REQUIREMENT » Copy out every line of the listing from the one containing "Enumerate 35 of" down to the one containing "candlestick [546, 204, 556, 273]", reproducing each line without any change.

[Bounding box entries]
***

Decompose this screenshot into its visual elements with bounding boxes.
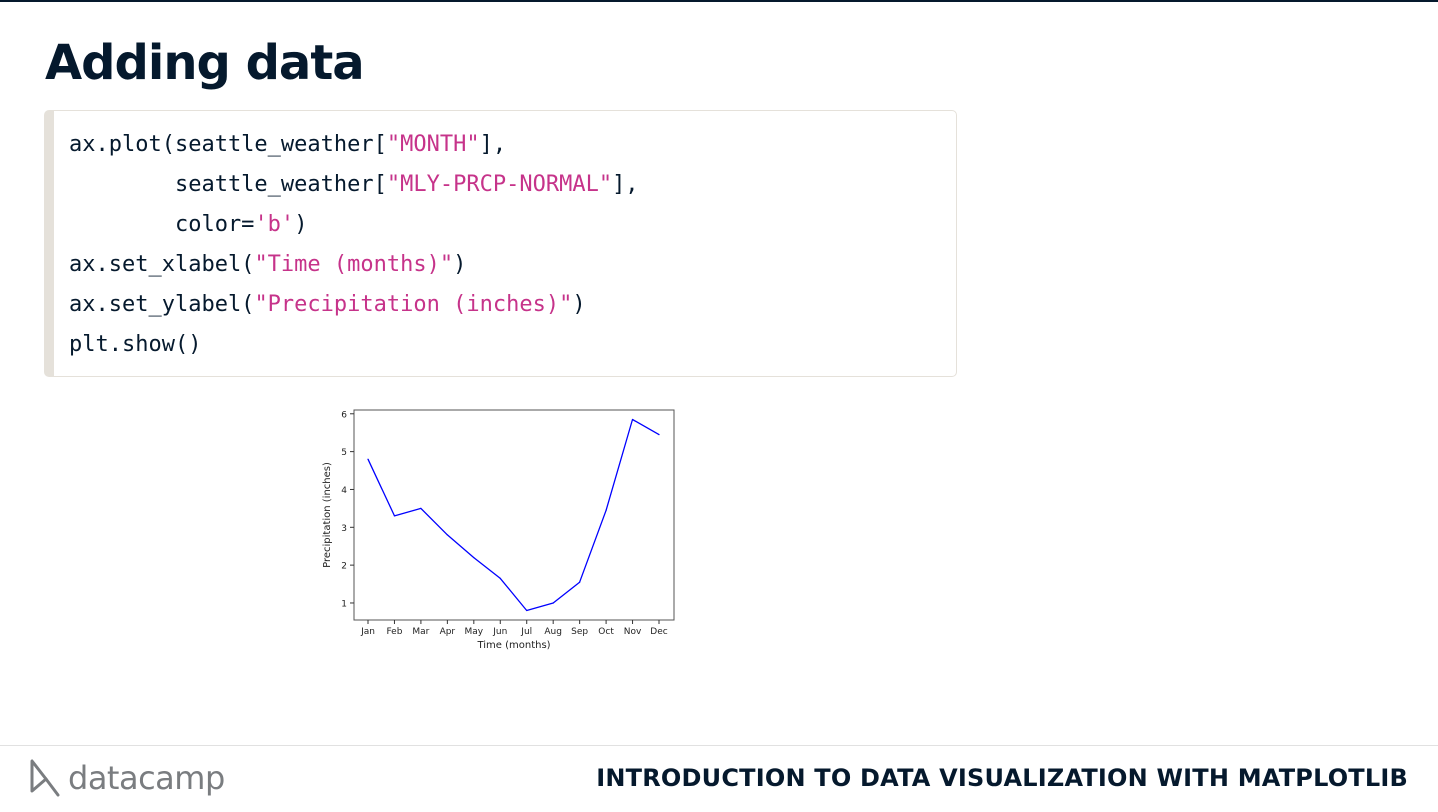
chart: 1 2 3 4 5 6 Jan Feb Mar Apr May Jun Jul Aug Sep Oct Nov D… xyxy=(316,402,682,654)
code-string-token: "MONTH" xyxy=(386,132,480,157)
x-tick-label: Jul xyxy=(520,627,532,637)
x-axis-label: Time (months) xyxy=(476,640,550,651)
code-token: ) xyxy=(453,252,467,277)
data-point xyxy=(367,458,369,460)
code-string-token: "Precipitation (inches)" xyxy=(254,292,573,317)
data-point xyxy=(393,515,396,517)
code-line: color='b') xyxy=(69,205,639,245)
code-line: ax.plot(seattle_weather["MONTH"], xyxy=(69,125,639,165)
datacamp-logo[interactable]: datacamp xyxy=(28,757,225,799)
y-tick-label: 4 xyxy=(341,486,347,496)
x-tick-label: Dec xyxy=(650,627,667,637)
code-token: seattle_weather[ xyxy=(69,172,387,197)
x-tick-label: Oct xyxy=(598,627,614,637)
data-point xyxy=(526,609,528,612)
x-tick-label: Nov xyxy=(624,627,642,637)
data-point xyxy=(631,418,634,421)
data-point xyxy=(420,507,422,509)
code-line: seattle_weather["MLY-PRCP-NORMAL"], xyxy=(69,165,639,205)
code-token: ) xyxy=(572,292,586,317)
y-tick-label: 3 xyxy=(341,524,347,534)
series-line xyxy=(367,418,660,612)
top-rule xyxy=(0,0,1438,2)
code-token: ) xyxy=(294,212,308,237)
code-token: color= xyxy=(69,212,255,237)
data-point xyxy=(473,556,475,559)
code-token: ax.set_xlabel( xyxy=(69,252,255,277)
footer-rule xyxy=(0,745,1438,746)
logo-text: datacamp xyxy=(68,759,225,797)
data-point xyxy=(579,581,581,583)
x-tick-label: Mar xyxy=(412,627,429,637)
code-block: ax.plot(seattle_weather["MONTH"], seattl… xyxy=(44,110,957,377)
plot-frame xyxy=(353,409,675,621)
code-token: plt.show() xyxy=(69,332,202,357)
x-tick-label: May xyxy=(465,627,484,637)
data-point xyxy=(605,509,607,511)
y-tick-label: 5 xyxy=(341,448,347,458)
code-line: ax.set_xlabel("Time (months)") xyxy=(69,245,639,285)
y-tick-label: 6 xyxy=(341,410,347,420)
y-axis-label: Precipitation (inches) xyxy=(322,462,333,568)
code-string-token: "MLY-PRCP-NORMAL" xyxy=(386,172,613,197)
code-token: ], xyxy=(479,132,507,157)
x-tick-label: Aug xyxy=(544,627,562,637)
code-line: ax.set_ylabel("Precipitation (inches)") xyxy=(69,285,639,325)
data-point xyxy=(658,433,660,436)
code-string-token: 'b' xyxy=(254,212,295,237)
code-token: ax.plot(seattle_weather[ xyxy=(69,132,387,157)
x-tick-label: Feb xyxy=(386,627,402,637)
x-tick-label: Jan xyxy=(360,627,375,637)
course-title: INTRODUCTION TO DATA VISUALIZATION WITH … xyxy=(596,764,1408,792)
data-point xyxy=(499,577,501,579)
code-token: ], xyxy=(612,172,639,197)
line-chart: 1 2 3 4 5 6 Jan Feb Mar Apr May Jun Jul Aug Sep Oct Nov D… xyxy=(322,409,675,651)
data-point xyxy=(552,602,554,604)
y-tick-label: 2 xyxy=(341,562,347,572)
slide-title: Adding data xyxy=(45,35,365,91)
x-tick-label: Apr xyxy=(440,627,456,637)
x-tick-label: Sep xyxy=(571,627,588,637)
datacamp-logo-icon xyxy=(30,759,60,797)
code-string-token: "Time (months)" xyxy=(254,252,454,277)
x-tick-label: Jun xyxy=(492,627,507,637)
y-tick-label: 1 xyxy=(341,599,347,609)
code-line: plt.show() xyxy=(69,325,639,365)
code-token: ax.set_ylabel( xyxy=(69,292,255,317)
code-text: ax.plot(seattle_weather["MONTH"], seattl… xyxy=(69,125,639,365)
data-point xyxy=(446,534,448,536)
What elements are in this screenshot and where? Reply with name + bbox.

***

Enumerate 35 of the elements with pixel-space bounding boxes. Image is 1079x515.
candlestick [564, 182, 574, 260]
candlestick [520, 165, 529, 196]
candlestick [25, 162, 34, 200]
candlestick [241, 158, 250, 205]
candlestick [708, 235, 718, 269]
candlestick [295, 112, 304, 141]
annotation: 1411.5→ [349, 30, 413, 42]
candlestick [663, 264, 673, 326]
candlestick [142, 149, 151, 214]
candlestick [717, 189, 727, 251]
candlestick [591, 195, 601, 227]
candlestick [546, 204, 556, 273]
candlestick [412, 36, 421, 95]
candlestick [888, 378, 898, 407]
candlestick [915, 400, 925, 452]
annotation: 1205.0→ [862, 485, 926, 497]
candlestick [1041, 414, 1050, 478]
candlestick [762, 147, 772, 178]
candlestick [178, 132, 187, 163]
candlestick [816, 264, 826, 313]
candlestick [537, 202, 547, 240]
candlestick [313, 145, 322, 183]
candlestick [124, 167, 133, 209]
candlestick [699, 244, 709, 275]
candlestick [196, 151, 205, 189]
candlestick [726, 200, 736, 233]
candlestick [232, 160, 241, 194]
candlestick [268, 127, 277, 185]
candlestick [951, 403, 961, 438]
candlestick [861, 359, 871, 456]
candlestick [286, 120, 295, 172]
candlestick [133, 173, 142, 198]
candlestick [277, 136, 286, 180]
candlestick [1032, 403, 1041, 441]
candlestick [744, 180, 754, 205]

***

CORRECT ANSWER »
Enumerate 35 of the elements with pixel-space bounding boxes. Image is 1079x515.
candlestick [564, 182, 574, 260]
candlestick [520, 165, 529, 196]
candlestick [25, 162, 34, 200]
candlestick [241, 158, 250, 205]
candlestick [708, 235, 718, 269]
candlestick [295, 112, 304, 141]
annotation: 1411.5→ [349, 30, 413, 42]
candlestick [663, 264, 673, 326]
candlestick [142, 149, 151, 214]
candlestick [717, 189, 727, 251]
candlestick [591, 195, 601, 227]
candlestick [546, 204, 556, 273]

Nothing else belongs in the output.